**TO DO:** Below are records; state how many of their lines hold the word "circle", and give only the figure.

----------------------------------------

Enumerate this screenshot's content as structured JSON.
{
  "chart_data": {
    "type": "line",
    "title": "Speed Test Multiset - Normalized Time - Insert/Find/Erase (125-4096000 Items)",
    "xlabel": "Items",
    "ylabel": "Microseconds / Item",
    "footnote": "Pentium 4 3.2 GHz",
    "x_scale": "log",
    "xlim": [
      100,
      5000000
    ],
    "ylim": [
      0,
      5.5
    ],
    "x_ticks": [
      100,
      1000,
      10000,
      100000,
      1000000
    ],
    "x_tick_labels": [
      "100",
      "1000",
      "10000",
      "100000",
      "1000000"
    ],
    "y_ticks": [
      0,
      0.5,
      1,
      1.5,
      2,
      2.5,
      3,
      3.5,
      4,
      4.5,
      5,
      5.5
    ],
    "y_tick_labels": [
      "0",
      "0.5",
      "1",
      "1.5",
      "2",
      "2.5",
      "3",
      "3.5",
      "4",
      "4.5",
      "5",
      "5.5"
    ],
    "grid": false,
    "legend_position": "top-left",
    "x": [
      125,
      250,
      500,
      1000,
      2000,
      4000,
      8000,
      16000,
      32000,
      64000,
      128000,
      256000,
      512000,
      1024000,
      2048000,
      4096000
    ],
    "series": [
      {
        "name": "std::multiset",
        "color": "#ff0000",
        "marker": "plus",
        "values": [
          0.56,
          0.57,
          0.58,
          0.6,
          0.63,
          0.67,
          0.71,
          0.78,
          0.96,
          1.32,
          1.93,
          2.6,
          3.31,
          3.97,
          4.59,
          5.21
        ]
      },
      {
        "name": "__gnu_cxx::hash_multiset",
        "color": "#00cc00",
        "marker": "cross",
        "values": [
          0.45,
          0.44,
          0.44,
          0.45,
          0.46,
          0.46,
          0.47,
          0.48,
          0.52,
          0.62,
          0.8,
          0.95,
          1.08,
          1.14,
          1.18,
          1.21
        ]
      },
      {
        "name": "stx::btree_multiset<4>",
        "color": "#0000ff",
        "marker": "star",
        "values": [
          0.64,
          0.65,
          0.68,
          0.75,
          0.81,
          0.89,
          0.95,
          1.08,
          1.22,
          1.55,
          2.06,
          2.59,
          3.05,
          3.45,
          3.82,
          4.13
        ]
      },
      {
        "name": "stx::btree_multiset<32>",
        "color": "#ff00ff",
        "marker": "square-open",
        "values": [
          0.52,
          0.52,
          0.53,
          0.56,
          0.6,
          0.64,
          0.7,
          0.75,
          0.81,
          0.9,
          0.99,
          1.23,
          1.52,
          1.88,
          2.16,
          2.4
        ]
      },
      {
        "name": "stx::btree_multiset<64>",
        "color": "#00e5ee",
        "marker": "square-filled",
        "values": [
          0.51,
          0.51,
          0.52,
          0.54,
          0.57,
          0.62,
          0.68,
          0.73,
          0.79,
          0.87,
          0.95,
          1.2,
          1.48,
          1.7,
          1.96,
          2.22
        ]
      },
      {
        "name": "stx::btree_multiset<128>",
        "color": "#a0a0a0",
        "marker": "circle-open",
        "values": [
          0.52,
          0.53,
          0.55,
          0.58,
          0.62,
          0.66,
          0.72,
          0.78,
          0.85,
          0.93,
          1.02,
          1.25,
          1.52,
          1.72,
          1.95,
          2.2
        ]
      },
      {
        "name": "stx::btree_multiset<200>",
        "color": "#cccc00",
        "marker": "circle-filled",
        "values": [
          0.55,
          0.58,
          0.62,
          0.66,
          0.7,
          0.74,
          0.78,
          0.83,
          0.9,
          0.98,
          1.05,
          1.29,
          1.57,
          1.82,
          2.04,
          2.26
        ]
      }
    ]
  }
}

----------------------------------------

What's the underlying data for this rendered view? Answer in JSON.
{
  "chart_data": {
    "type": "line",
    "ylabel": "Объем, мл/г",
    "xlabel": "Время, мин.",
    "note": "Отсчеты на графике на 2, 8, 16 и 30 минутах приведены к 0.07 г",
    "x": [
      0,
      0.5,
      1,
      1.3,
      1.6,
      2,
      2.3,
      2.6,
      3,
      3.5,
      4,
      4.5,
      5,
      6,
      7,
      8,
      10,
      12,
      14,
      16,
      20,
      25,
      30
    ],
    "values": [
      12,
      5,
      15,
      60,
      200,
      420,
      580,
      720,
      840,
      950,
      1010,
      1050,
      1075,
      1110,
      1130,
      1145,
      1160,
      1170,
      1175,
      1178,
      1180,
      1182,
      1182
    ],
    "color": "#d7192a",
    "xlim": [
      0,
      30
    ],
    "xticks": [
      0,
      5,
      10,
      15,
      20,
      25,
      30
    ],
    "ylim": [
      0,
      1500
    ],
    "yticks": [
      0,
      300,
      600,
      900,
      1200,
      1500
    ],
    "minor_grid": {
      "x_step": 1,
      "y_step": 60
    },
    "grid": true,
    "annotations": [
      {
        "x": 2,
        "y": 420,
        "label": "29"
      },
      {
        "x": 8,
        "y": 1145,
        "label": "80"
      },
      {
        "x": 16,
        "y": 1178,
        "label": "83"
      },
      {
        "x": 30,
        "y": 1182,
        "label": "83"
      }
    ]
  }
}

----------------------------------------

**ANSWER TO THIS PROBLEM:** 2